::: Entries shown

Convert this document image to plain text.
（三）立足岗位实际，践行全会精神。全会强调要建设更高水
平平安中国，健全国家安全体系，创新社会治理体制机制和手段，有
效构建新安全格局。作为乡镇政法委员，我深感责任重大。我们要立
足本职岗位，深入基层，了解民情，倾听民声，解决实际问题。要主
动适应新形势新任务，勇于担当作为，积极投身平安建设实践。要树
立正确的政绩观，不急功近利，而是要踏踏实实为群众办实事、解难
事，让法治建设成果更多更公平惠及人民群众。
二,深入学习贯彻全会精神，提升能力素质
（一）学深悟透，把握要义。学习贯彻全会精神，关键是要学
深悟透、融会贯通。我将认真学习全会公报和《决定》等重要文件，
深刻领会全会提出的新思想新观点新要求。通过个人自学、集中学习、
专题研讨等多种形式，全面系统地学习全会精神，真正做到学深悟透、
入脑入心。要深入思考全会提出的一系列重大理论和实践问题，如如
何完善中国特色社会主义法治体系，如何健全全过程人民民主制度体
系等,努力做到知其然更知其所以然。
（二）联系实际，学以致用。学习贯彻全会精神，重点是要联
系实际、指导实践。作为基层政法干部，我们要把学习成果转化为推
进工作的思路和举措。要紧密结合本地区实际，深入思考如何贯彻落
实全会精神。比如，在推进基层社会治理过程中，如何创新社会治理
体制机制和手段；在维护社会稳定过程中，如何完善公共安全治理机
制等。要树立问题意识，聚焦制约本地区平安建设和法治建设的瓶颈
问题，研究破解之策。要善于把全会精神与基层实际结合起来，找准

::::::

**Exercise prompt:** Every line above should be retyped exactly as given.

**Task answer:**
Convert this document image to plain text.
（三）立足岗位实际，践行全会精神。全会强调要建设更高水
平平安中国，健全国家安全体系，创新社会治理体制机制和手段，有
效构建新安全格局。作为乡镇政法委员，我深感责任重大。我们要立
足本职岗位，深入基层，了解民情，倾听民声，解决实际问题。要主
动适应新形势新任务，勇于担当作为，积极投身平安建设实践。要树
立正确的政绩观，不急功近利，而是要踏踏实实为群众办实事、解难
事，让法治建设成果更多更公平惠及人民群众。
二,深入学习贯彻全会精神，提升能力素质
（一）学深悟透，把握要义。学习贯彻全会精神，关键是要学
深悟透、融会贯通。我将认真学习全会公报和《决定》等重要文件，
深刻领会全会提出的新思想新观点新要求。通过个人自学、集中学习、
专题研讨等多种形式，全面系统地学习全会精神，真正做到学深悟透、
入脑入心。要深入思考全会提出的一系列重大理论和实践问题，如如
何完善中国特色社会主义法治体系，如何健全全过程人民民主制度体
系等,努力做到知其然更知其所以然。
（二）联系实际，学以致用。学习贯彻全会精神，重点是要联
系实际、指导实践。作为基层政法干部，我们要把学习成果转化为推
进工作的思路和举措。要紧密结合本地区实际，深入思考如何贯彻落
实全会精神。比如，在推进基层社会治理过程中，如何创新社会治理
体制机制和手段；在维护社会稳定过程中，如何完善公共安全治理机
制等。要树立问题意识，聚焦制约本地区平安建设和法治建设的瓶颈
问题，研究破解之策。要善于把全会精神与基层实际结合起来，找准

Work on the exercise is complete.